Make an exact copy of the data below, leaving out every picture.
+---+
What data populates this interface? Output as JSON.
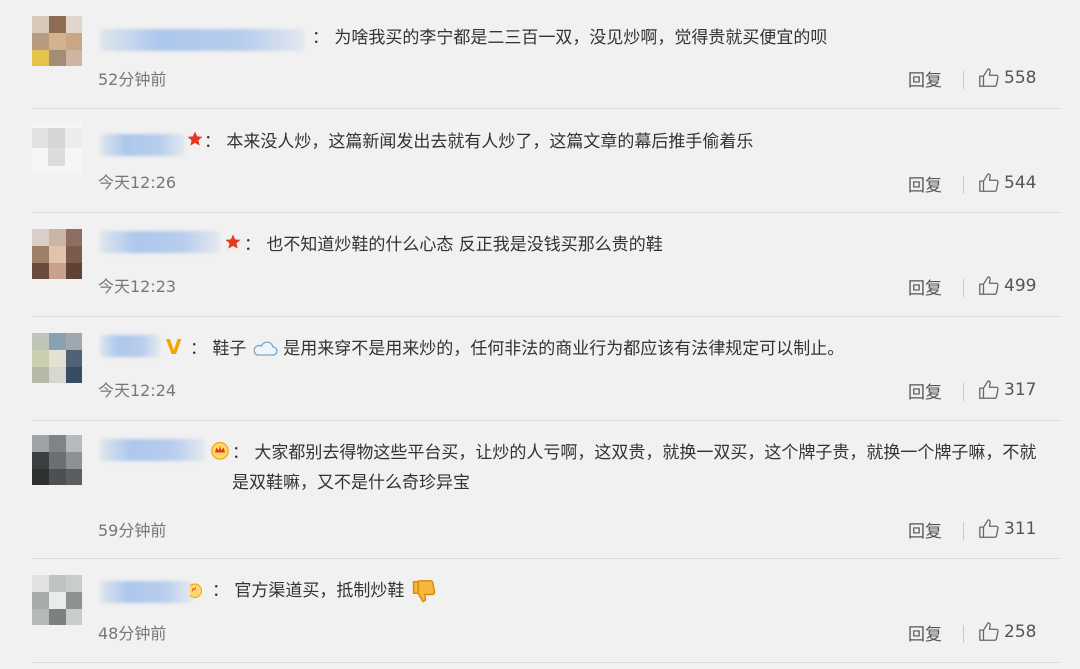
{
  "comments": [
    {
      "separator": "：",
      "text": "为啥我买的李宁都是二三百一双，没见炒啊，觉得贵就买便宜的呗",
      "time": "52分钟前",
      "reply_label": "回复",
      "likes": "558"
    },
    {
      "separator": "：",
      "text": "本来没人炒，这篇新闻发出去就有人炒了，这篇文章的幕后推手偷着乐",
      "time": "今天12:26",
      "reply_label": "回复",
      "likes": "544"
    },
    {
      "separator": "：",
      "text": "也不知道炒鞋的什么心态 反正我是没钱买那么贵的鞋",
      "time": "今天12:23",
      "reply_label": "回复",
      "likes": "499"
    },
    {
      "separator": "：",
      "text_before_emoji": "鞋子",
      "text_after_emoji": "是用来穿不是用来炒的，任何非法的商业行为都应该有法律规定可以制止。",
      "time": "今天12:24",
      "reply_label": "回复",
      "likes": "317"
    },
    {
      "separator": "：",
      "text": "大家都别去得物这些平台买，让炒的人亏啊，这双贵，就换一双买，这个牌子贵，就换一个牌子嘛，不就是双鞋嘛，又不是什么奇珍异宝",
      "time": "59分钟前",
      "reply_label": "回复",
      "likes": "311"
    },
    {
      "separator": "：",
      "text": "官方渠道买，抵制炒鞋",
      "time": "48分钟前",
      "reply_label": "回复",
      "likes": "258"
    }
  ],
  "icons": {
    "like": "thumbs-up-outline-icon",
    "verified": "orange-v-badge",
    "star": "red-star-badge",
    "crown": "crown-badge",
    "cloud_emoji": "cloud-emoji",
    "thumbs_down_emoji": "thumbs-down-emoji"
  },
  "colors": {
    "background": "#f1f1f1",
    "text": "#333333",
    "meta": "#777777",
    "star": "#e8371f",
    "v_badge": "#f5a300"
  }
}
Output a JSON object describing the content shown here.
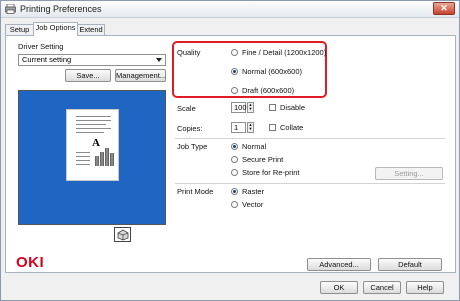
{
  "window": {
    "title": "Printing Preferences",
    "close_glyph": "✕"
  },
  "tabs": [
    {
      "label": "Setup"
    },
    {
      "label": "Job Options"
    },
    {
      "label": "Extend"
    }
  ],
  "driver_setting": {
    "label": "Driver Setting",
    "selected": "Current setting",
    "save_label": "Save...",
    "management_label": "Management..."
  },
  "preview": {
    "letter": "A"
  },
  "quality": {
    "label": "Quality",
    "options": [
      {
        "label": "Fine / Detail (1200x1200)",
        "selected": false
      },
      {
        "label": "Normal (600x600)",
        "selected": true
      },
      {
        "label": "Draft (600x600)",
        "selected": false
      }
    ]
  },
  "scale": {
    "label": "Scale",
    "value": "100",
    "disable_label": "Disable"
  },
  "copies": {
    "label": "Copies:",
    "value": "1",
    "collate_label": "Collate"
  },
  "job_type": {
    "label": "Job Type",
    "options": [
      {
        "label": "Normal",
        "selected": true
      },
      {
        "label": "Secure Print",
        "selected": false
      },
      {
        "label": "Store for Re-print",
        "selected": false
      }
    ],
    "setting_label": "Setting..."
  },
  "print_mode": {
    "label": "Print Mode",
    "options": [
      {
        "label": "Raster",
        "selected": true
      },
      {
        "label": "Vector",
        "selected": false
      }
    ]
  },
  "brand": "OKI",
  "actions": {
    "advanced_label": "Advanced...",
    "default_label": "Default",
    "ok_label": "OK",
    "cancel_label": "Cancel",
    "help_label": "Help"
  },
  "colors": {
    "highlight": "#e01b24",
    "preview_bg": "#1e66c2",
    "brand": "#d9001b"
  }
}
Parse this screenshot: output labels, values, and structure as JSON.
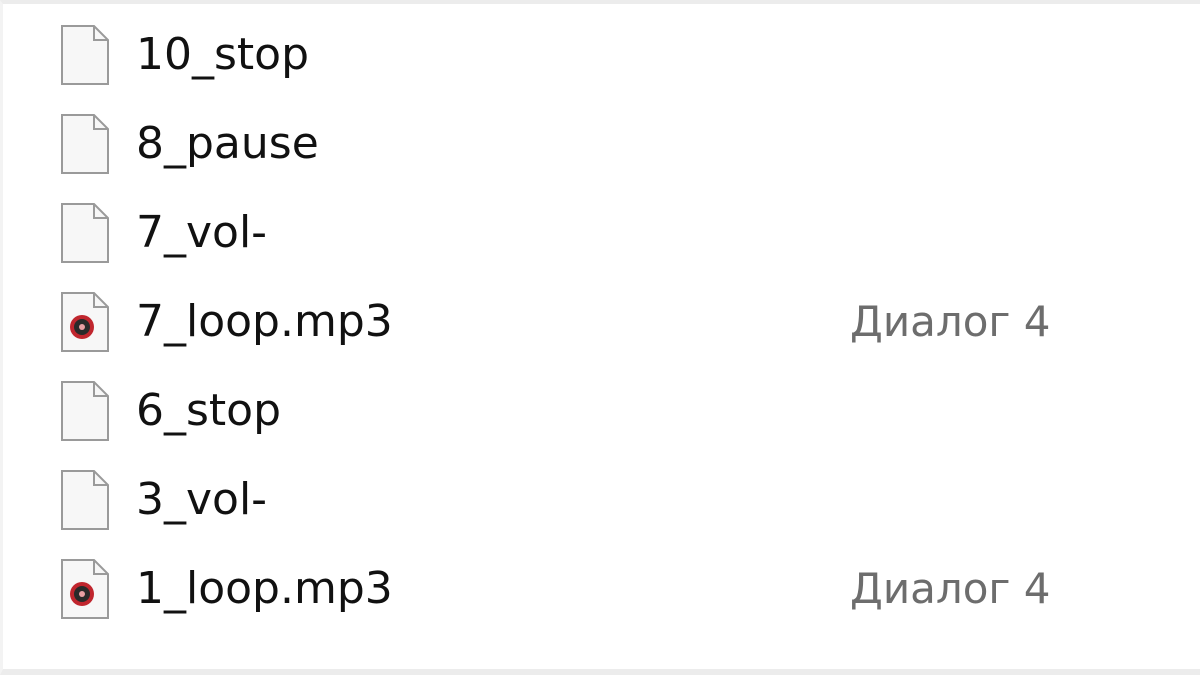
{
  "files": [
    {
      "name": "10_stop",
      "icon": "blank-file-icon",
      "album": ""
    },
    {
      "name": "8_pause",
      "icon": "blank-file-icon",
      "album": ""
    },
    {
      "name": "7_vol-",
      "icon": "blank-file-icon",
      "album": ""
    },
    {
      "name": "7_loop.mp3",
      "icon": "mp3-file-icon",
      "album": "Диалог 4"
    },
    {
      "name": "6_stop",
      "icon": "blank-file-icon",
      "album": ""
    },
    {
      "name": "3_vol-",
      "icon": "blank-file-icon",
      "album": ""
    },
    {
      "name": "1_loop.mp3",
      "icon": "mp3-file-icon",
      "album": "Диалог 4"
    }
  ],
  "colors": {
    "icon_stroke": "#9a9a9a",
    "icon_fill": "#f7f7f7",
    "disc_outer": "#c0262e",
    "disc_inner": "#2a2a2a"
  }
}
+---+
REPLY:
What data populates this interface? Output as JSON.
{
  "comments": [
    {
      "separator": "：",
      "text": "为啥我买的李宁都是二三百一双，没见炒啊，觉得贵就买便宜的呗",
      "time": "52分钟前",
      "reply_label": "回复",
      "likes": "558"
    },
    {
      "separator": "：",
      "text": "本来没人炒，这篇新闻发出去就有人炒了，这篇文章的幕后推手偷着乐",
      "time": "今天12:26",
      "reply_label": "回复",
      "likes": "544"
    },
    {
      "separator": "：",
      "text": "也不知道炒鞋的什么心态 反正我是没钱买那么贵的鞋",
      "time": "今天12:23",
      "reply_label": "回复",
      "likes": "499"
    },
    {
      "separator": "：",
      "text_before_emoji": "鞋子",
      "text_after_emoji": "是用来穿不是用来炒的，任何非法的商业行为都应该有法律规定可以制止。",
      "time": "今天12:24",
      "reply_label": "回复",
      "likes": "317"
    },
    {
      "separator": "：",
      "text": "大家都别去得物这些平台买，让炒的人亏啊，这双贵，就换一双买，这个牌子贵，就换一个牌子嘛，不就是双鞋嘛，又不是什么奇珍异宝",
      "time": "59分钟前",
      "reply_label": "回复",
      "likes": "311"
    },
    {
      "separator": "：",
      "text": "官方渠道买，抵制炒鞋",
      "time": "48分钟前",
      "reply_label": "回复",
      "likes": "258"
    }
  ],
  "icons": {
    "like": "thumbs-up-outline-icon",
    "verified": "orange-v-badge",
    "star": "red-star-badge",
    "crown": "crown-badge",
    "cloud_emoji": "cloud-emoji",
    "thumbs_down_emoji": "thumbs-down-emoji"
  },
  "colors": {
    "background": "#f1f1f1",
    "text": "#333333",
    "meta": "#777777",
    "star": "#e8371f",
    "v_badge": "#f5a300"
  }
}
Output a JSON object describing the content shown here.
{
  "window": {
    "title": "Printing Preferences",
    "close_glyph": "✕"
  },
  "tabs": [
    {
      "label": "Setup"
    },
    {
      "label": "Job Options"
    },
    {
      "label": "Extend"
    }
  ],
  "driver_setting": {
    "label": "Driver Setting",
    "selected": "Current setting",
    "save_label": "Save...",
    "management_label": "Management..."
  },
  "preview": {
    "letter": "A"
  },
  "quality": {
    "label": "Quality",
    "options": [
      {
        "label": "Fine / Detail (1200x1200)",
        "selected": false
      },
      {
        "label": "Normal (600x600)",
        "selected": true
      },
      {
        "label": "Draft (600x600)",
        "selected": false
      }
    ]
  },
  "scale": {
    "label": "Scale",
    "value": "100",
    "disable_label": "Disable"
  },
  "copies": {
    "label": "Copies:",
    "value": "1",
    "collate_label": "Collate"
  },
  "job_type": {
    "label": "Job Type",
    "options": [
      {
        "label": "Normal",
        "selected": true
      },
      {
        "label": "Secure Print",
        "selected": false
      },
      {
        "label": "Store for Re-print",
        "selected": false
      }
    ],
    "setting_label": "Setting..."
  },
  "print_mode": {
    "label": "Print Mode",
    "options": [
      {
        "label": "Raster",
        "selected": true
      },
      {
        "label": "Vector",
        "selected": false
      }
    ]
  },
  "brand": "OKI",
  "actions": {
    "advanced_label": "Advanced...",
    "default_label": "Default",
    "ok_label": "OK",
    "cancel_label": "Cancel",
    "help_label": "Help"
  },
  "colors": {
    "highlight": "#e01b24",
    "preview_bg": "#1e66c2",
    "brand": "#d9001b"
  }
}
Parse this screenshot: output labels, values, and structure as JSON.
{
  "files": [
    {
      "name": "10_stop",
      "icon": "blank-file-icon",
      "album": ""
    },
    {
      "name": "8_pause",
      "icon": "blank-file-icon",
      "album": ""
    },
    {
      "name": "7_vol-",
      "icon": "blank-file-icon",
      "album": ""
    },
    {
      "name": "7_loop.mp3",
      "icon": "mp3-file-icon",
      "album": "Диалог 4"
    },
    {
      "name": "6_stop",
      "icon": "blank-file-icon",
      "album": ""
    },
    {
      "name": "3_vol-",
      "icon": "blank-file-icon",
      "album": ""
    },
    {
      "name": "1_loop.mp3",
      "icon": "mp3-file-icon",
      "album": "Диалог 4"
    }
  ],
  "colors": {
    "icon_stroke": "#9a9a9a",
    "icon_fill": "#f7f7f7",
    "disc_outer": "#c0262e",
    "disc_inner": "#2a2a2a"
  }
}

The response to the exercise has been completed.